■ SOURCE
▽

Stimulus packages are all the rage right now. President-elect Barack Obama has promised an $800 billion package for the United States, which equates to nearly 7% of U.S. gross domestic product (GDP). And there are plenty of others:

  • Japan has a stimulus package of $720 billion - roughly 14% of GDP.
  • South Korea plans two stimulus packages - the larger of them “green” - totaling about $50 billion, or about 6% of GDP.
  • Great Britain is expected to inject about $177 billion into its economy, the equivalent of 8% of GDP.
  • France has a modest $40 billion stimulus package in place but that’s on top of a $300 billion European Union (EU) stimulus package, so the total’s about 3% of GDP.
  • China has announced a $586 billion stimulus - almost 20% of GDP - and now appears to have decided even that is too little.

△

■ WORK INSTRUCTIONS
Pick up the article on national stimulus packages after its last sentence and continue it.

Saved entries
▽

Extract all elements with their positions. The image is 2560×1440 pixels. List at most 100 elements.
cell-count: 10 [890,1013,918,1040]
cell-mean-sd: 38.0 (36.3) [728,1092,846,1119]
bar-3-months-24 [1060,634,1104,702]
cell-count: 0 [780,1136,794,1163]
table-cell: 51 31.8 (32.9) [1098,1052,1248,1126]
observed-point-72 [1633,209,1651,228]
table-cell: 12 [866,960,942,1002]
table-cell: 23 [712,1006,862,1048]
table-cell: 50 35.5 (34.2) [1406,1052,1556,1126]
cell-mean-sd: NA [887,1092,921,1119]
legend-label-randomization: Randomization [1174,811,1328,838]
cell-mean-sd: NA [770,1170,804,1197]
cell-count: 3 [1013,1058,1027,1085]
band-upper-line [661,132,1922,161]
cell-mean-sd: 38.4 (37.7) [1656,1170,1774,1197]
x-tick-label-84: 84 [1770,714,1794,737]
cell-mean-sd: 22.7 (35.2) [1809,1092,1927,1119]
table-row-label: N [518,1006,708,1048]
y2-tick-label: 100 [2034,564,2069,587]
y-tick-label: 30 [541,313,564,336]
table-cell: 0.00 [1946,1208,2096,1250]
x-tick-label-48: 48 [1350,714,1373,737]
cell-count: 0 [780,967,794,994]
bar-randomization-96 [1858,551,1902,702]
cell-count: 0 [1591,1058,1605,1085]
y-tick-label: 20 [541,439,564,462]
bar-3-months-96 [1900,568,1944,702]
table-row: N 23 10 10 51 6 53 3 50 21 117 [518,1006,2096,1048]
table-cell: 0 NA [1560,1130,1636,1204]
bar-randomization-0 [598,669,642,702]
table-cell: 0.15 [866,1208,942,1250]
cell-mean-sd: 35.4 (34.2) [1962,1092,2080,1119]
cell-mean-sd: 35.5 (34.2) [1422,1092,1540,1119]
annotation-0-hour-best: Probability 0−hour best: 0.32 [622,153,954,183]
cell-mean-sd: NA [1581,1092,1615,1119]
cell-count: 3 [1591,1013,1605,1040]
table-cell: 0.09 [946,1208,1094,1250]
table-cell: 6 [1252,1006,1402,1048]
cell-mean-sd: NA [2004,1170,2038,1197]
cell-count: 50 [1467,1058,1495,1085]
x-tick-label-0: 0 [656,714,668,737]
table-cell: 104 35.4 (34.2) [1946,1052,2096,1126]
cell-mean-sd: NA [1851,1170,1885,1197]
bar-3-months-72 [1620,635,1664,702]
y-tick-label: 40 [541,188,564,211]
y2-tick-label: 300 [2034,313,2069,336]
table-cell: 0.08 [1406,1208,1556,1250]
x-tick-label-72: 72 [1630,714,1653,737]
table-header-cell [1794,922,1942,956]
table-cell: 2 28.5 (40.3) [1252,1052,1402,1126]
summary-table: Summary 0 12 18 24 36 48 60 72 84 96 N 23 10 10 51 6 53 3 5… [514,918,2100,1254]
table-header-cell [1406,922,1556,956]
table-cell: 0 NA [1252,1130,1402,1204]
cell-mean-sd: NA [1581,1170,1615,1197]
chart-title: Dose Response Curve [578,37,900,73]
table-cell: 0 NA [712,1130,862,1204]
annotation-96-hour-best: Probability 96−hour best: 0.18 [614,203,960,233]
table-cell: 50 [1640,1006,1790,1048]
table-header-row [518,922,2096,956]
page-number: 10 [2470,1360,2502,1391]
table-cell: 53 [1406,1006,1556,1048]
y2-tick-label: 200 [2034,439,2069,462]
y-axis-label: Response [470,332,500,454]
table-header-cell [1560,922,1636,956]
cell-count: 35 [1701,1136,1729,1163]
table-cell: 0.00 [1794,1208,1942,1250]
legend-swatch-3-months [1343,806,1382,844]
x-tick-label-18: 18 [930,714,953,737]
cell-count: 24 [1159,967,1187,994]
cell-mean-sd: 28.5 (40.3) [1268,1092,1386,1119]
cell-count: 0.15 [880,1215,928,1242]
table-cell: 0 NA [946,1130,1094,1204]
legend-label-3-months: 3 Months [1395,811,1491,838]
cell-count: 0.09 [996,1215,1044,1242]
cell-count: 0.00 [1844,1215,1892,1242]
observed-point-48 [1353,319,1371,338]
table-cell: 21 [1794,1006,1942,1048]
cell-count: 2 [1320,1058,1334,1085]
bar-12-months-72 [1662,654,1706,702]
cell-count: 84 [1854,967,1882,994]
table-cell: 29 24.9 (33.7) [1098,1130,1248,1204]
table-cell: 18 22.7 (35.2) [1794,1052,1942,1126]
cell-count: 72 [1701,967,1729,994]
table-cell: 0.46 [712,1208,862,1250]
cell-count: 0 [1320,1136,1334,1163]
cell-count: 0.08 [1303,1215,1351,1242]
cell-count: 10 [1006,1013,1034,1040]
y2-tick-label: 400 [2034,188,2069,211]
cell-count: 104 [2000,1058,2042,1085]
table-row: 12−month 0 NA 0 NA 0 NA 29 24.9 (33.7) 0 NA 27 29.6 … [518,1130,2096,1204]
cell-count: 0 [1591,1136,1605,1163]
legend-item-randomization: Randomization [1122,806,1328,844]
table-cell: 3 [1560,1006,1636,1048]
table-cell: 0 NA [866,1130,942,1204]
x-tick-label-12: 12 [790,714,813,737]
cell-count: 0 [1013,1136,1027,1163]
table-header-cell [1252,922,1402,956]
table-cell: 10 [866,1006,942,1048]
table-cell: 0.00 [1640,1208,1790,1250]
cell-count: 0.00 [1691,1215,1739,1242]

△

■ RESPONSE TO THIS EXERCISE
Then there’s Germany. When the British stimulus was announced, Germany’s finance minister, Peer Steinbruck, described it as “crass Keynesianism.” Since then, he’s been forced to back off that stance a bit: On Jan. 12, Germany announced a stimulus plan totaling $70 billion over two years.

Still, even that is only is a relatively modest 2% of GDP, and Germany’s 2009 budget deficit - even with the stimulus - is projected to come in at less than 3% of GDP. That’s far less of a deficit than the country faced during the 2001-2003 recession, and means that Germany enjoys one of the soundest fiscal positions of any country in the world.

Germany’s short-term economic outlook is unexciting, as is currently the case for most countries. According to The Economist, the country’s GDP is forecast to shrink by 1.4% in 2009, after actually advancing 1.0% in 2008.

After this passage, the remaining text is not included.